§ Exercise objective
Restate, word for word, all of the material shown below.

[Data excerpts]
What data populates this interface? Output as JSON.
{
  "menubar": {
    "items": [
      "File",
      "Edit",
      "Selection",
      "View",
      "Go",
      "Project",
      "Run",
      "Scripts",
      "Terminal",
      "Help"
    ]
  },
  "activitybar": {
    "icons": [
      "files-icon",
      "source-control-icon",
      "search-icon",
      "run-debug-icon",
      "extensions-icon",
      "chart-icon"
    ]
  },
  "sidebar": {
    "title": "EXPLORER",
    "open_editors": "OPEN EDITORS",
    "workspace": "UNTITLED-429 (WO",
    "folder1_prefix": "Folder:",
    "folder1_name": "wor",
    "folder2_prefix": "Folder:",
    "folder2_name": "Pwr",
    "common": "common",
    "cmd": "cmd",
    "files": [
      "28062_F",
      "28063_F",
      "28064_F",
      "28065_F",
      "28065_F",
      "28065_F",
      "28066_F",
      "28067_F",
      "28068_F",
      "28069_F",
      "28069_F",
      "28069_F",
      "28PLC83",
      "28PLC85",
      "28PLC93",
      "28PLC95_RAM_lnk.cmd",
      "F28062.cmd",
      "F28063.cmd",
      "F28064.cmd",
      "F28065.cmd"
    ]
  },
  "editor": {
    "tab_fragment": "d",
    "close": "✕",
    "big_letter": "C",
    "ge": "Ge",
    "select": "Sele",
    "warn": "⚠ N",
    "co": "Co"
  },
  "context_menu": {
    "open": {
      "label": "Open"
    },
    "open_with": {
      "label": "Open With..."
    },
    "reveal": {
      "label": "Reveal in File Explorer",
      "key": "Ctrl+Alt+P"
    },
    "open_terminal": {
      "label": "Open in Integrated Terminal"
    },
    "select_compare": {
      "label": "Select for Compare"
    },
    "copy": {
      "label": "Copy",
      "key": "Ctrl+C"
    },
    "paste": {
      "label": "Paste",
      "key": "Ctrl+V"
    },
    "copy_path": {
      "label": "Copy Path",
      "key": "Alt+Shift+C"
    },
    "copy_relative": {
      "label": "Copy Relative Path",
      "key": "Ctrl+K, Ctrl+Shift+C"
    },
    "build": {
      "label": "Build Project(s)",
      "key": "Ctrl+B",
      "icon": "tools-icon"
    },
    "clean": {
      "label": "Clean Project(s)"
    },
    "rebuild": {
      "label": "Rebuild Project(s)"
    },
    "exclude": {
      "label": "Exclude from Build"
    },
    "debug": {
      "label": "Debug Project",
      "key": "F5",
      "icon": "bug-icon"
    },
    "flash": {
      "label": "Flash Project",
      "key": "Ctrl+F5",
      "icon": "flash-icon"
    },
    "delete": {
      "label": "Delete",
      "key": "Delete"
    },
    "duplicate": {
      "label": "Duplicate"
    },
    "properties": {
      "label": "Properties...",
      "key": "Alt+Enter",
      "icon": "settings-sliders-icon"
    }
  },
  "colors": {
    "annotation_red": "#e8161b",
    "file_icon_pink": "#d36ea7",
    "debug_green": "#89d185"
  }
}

§ Correct result
What data populates this interface? Output as JSON.
{
  "menubar": {
    "items": [
      "File",
      "Edit",
      "Selection",
      "View",
      "Go",
      "Project",
      "Run",
      "Scripts",
      "Terminal",
      "Help"
    ]
  },
  "activitybar": {
    "icons": [
      "files-icon",
      "source-control-icon",
      "search-icon",
      "run-debug-icon",
      "extensions-icon",
      "chart-icon"
    ]
  },
  "sidebar": {
    "title": "EXPLORER",
    "open_editors": "OPEN EDITORS",
    "workspace": "UNTITLED-429 (WO",
    "folder1_prefix": "Folder:",
    "folder1_name": "wor",
    "folder2_prefix": "Folder:",
    "folder2_name": "Pwr",
    "common": "common",
    "cmd": "cmd",
    "files": [
      "28062_F",
      "28063_F",
      "28064_F",
      "28065_F",
      "28065_F",
      "28065_F",
      "28066_F",
      "28067_F",
      "28068_F",
      "28069_F",
      "28069_F",
      "28069_F",
      "28PLC83",
      "28PLC85",
      "28PLC93",
      "28PLC95_RAM_lnk.cmd",
      "F28062.cmd",
      "F28063.cmd",
      "F28064.cmd",
      "F28065.cmd"
    ]
  },
  "editor": {
    "tab_fragment": "d",
    "close": "✕",
    "big_letter": "C",
    "ge": "Ge",
    "select": "Sele",
    "warn": "⚠ N",
    "co": "Co"
  },
  "context_menu": {
    "open": {
      "label": "Open"
    },
    "open_with": {
      "label": "Open With..."
    },
    "reveal": {
      "label": "Reveal in File Explorer",
      "key": "Ctrl+Alt+P"
    },
    "open_terminal": {
      "label": "Open in Integrated Terminal"
    },
    "select_compare": {
      "label": "Select for Compare"
    },
    "copy": {
      "label": "Copy",
      "key": "Ctrl+C"
    },
    "paste": {
      "label": "Paste",
      "key": "Ctrl+V"
    },
    "copy_path": {
      "label": "Copy Path",
      "key": "Alt+Shift+C"
    },
    "copy_relative": {
      "label": "Copy Relative Path",
      "key": "Ctrl+K, Ctrl+Shift+C"
    },
    "build": {
      "label": "Build Project(s)",
      "key": "Ctrl+B",
      "icon": "tools-icon"
    },
    "clean": {
      "label": "Clean Project(s)"
    },
    "rebuild": {
      "label": "Rebuild Project(s)"
    },
    "exclude": {
      "label": "Exclude from Build"
    },
    "debug": {
      "label": "Debug Project",
      "key": "F5",
      "icon": "bug-icon"
    },
    "flash": {
      "label": "Flash Project",
      "key": "Ctrl+F5",
      "icon": "flash-icon"
    },
    "delete": {
      "label": "Delete",
      "key": "Delete"
    },
    "duplicate": {
      "label": "Duplicate"
    },
    "properties": {
      "label": "Properties...",
      "key": "Alt+Enter",
      "icon": "settings-sliders-icon"
    }
  },
  "colors": {
    "annotation_red": "#e8161b",
    "file_icon_pink": "#d36ea7",
    "debug_green": "#89d185"
  }
}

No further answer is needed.